== Exercise ==
Tally the lines that contain the string "this" and give the number by itself.

============

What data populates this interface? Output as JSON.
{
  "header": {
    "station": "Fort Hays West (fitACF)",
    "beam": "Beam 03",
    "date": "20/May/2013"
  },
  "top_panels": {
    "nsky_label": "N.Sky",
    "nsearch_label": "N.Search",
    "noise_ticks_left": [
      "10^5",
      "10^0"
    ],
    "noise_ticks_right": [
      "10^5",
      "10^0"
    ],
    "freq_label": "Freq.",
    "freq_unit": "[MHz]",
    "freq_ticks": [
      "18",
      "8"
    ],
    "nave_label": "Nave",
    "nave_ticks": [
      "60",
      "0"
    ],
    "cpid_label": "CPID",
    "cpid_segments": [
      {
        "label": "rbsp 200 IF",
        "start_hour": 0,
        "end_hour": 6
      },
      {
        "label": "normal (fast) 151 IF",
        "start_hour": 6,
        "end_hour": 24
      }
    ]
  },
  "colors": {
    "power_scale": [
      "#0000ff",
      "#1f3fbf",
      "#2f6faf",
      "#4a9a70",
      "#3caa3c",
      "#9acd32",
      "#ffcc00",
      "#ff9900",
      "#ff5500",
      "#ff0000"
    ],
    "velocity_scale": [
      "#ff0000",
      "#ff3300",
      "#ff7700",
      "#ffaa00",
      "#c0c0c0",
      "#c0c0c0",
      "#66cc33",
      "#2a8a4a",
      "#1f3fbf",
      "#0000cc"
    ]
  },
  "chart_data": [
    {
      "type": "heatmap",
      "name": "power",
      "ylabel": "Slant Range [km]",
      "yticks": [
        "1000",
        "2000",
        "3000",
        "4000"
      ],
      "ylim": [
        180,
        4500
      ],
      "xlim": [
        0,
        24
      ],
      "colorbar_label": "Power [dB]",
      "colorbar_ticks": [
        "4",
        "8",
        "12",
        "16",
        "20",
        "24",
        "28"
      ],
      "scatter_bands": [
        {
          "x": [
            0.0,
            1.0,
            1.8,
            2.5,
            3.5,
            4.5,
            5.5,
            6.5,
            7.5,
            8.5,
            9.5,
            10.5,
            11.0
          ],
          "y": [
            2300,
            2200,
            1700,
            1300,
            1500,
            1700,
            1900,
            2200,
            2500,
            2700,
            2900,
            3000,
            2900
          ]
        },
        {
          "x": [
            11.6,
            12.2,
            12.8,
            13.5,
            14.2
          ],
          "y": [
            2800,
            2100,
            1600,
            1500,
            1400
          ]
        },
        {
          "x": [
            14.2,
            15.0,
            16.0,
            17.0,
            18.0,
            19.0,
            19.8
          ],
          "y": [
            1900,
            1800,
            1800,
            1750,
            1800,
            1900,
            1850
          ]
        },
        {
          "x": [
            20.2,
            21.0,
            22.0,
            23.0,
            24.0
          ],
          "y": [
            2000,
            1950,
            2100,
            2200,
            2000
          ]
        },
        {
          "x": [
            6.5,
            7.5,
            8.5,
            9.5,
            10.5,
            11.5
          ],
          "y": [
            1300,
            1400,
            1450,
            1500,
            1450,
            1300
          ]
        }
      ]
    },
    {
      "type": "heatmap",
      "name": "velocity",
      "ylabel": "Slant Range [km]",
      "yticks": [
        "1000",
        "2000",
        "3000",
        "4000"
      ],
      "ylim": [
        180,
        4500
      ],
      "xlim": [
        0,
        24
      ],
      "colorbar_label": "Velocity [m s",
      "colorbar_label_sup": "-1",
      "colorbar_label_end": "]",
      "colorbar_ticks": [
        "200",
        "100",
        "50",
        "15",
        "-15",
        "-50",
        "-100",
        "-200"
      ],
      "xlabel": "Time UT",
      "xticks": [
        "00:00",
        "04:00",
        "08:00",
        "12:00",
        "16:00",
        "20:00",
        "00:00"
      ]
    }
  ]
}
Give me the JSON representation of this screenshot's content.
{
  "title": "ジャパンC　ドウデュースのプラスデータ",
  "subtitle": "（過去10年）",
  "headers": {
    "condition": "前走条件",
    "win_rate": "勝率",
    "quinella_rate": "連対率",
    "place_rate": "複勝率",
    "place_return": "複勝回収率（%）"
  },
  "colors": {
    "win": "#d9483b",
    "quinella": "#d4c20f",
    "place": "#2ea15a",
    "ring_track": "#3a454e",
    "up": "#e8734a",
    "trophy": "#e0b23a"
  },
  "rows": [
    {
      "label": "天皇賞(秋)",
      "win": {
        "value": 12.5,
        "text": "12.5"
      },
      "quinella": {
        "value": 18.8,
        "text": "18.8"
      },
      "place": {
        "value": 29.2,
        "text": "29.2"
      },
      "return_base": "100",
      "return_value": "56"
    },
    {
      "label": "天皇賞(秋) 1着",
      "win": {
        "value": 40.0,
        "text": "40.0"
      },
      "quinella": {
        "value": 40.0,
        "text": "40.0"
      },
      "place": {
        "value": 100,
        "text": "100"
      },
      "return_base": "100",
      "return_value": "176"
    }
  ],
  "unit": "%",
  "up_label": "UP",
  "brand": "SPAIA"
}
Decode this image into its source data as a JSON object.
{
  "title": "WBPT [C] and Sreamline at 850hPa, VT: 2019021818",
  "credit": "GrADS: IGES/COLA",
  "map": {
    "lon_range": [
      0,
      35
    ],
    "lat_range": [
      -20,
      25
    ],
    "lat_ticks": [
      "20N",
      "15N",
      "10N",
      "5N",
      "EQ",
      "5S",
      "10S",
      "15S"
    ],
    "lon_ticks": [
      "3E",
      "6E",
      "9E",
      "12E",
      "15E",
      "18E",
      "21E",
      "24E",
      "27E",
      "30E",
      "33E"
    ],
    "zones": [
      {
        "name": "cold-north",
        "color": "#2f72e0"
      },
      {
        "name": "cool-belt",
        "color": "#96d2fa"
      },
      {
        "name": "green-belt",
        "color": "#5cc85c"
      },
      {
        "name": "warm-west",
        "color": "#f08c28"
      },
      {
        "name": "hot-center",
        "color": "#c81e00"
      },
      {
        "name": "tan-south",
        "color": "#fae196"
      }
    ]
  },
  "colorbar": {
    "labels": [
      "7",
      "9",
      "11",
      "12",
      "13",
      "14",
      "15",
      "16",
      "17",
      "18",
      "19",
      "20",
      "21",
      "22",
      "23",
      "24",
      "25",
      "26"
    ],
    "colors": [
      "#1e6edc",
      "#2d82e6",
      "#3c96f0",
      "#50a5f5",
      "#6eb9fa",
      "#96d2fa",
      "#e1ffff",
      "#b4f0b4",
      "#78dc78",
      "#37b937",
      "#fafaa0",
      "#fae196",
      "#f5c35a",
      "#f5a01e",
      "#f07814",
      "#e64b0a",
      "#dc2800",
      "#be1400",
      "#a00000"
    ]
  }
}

============

== Full answer ==
3